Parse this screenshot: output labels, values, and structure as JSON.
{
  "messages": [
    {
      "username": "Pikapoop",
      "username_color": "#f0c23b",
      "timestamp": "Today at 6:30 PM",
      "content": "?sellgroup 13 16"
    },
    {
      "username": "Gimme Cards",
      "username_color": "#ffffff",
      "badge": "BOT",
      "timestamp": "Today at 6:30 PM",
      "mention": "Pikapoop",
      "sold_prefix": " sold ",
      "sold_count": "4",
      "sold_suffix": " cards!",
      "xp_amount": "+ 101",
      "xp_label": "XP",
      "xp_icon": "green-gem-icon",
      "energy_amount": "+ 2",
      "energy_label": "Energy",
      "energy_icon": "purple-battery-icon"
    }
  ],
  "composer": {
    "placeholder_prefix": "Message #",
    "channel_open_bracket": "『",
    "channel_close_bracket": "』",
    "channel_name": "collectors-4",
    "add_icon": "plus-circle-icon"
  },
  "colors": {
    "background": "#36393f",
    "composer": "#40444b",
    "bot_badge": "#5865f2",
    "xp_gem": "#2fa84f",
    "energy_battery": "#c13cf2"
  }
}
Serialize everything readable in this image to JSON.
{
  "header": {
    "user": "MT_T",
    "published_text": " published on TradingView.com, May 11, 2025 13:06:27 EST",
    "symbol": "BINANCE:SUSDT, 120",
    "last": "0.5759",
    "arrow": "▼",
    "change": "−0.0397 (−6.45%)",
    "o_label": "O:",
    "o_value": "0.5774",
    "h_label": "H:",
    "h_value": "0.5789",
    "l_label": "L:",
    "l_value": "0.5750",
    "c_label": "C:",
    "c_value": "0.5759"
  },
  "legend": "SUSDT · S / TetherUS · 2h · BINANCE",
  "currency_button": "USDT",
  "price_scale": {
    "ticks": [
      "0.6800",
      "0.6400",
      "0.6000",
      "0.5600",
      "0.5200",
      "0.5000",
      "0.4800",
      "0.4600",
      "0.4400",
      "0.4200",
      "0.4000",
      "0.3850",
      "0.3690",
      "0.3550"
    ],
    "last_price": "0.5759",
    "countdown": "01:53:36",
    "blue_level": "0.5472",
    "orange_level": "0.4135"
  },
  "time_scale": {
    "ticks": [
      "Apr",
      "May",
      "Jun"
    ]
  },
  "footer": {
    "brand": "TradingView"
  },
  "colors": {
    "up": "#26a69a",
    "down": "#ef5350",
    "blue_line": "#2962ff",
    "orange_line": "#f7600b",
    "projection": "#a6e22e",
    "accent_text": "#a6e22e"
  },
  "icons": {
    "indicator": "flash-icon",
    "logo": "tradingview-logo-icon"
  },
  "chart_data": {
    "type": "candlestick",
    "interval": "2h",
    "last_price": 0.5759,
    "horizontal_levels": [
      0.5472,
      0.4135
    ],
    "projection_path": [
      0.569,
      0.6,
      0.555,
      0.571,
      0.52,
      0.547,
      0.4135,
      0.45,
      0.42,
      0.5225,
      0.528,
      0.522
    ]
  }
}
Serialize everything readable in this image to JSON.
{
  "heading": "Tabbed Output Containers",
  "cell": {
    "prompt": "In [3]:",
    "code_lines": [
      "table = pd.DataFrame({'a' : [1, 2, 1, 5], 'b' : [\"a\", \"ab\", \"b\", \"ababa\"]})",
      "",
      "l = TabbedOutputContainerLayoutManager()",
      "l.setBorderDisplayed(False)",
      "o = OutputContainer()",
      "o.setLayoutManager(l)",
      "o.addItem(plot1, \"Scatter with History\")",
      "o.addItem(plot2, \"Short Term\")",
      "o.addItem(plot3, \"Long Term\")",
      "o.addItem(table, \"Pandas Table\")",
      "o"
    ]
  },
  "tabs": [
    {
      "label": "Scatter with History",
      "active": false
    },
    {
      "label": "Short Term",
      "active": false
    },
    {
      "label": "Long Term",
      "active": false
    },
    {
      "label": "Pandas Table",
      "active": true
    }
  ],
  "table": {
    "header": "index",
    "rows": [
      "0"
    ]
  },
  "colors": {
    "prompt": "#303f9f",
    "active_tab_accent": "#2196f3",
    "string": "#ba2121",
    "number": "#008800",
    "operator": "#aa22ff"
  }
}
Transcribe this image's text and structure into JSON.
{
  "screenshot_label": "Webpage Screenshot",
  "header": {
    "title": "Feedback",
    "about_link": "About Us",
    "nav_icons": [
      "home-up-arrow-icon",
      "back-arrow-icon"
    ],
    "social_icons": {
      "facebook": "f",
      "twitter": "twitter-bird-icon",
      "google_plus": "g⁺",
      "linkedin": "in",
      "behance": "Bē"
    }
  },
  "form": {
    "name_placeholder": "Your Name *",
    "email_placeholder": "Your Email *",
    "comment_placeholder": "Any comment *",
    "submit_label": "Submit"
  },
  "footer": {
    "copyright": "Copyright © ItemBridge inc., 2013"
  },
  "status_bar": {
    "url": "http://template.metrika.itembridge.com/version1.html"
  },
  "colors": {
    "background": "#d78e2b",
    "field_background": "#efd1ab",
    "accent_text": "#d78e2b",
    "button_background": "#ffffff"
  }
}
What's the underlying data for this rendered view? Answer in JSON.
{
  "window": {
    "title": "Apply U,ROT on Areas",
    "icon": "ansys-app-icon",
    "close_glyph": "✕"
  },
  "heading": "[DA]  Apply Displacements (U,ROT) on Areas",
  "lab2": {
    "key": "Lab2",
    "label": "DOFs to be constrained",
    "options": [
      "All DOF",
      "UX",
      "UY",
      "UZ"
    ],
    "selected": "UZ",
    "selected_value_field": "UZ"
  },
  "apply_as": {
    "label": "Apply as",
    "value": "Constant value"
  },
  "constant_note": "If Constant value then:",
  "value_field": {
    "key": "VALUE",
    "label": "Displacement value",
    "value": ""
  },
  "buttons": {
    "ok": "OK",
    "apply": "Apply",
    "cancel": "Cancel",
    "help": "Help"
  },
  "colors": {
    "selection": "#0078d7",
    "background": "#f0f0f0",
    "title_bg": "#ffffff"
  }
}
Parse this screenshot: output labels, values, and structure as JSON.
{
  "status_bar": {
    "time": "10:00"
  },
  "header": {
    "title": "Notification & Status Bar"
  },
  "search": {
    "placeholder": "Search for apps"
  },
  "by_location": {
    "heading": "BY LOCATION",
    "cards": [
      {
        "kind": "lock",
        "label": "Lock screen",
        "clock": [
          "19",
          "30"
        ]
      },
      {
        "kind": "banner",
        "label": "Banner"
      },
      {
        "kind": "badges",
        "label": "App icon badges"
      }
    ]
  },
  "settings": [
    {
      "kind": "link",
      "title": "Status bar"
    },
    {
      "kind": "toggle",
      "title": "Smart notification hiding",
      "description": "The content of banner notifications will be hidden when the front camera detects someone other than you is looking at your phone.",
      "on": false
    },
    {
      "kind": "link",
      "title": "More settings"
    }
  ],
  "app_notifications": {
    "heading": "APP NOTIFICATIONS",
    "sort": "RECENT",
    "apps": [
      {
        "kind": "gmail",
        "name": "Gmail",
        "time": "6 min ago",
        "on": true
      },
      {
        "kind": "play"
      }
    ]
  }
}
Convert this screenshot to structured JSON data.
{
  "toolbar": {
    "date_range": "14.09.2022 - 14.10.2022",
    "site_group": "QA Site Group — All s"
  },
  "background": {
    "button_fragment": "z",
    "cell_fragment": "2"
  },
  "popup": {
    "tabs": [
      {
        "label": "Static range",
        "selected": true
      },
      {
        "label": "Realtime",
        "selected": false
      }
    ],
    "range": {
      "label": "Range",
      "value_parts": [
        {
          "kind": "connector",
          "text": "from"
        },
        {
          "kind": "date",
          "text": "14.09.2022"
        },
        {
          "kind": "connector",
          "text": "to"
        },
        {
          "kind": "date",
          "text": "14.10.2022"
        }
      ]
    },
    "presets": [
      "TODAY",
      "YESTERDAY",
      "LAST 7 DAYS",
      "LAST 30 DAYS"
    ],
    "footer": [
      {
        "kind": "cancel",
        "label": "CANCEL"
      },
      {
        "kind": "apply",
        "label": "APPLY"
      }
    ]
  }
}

|---|

Find "ffffff". Copy every line it occurs in.

Response to the task
      "username_color": "#ffffff",
    "button_background": "#ffffff"
    "title_bg": "#ffffff"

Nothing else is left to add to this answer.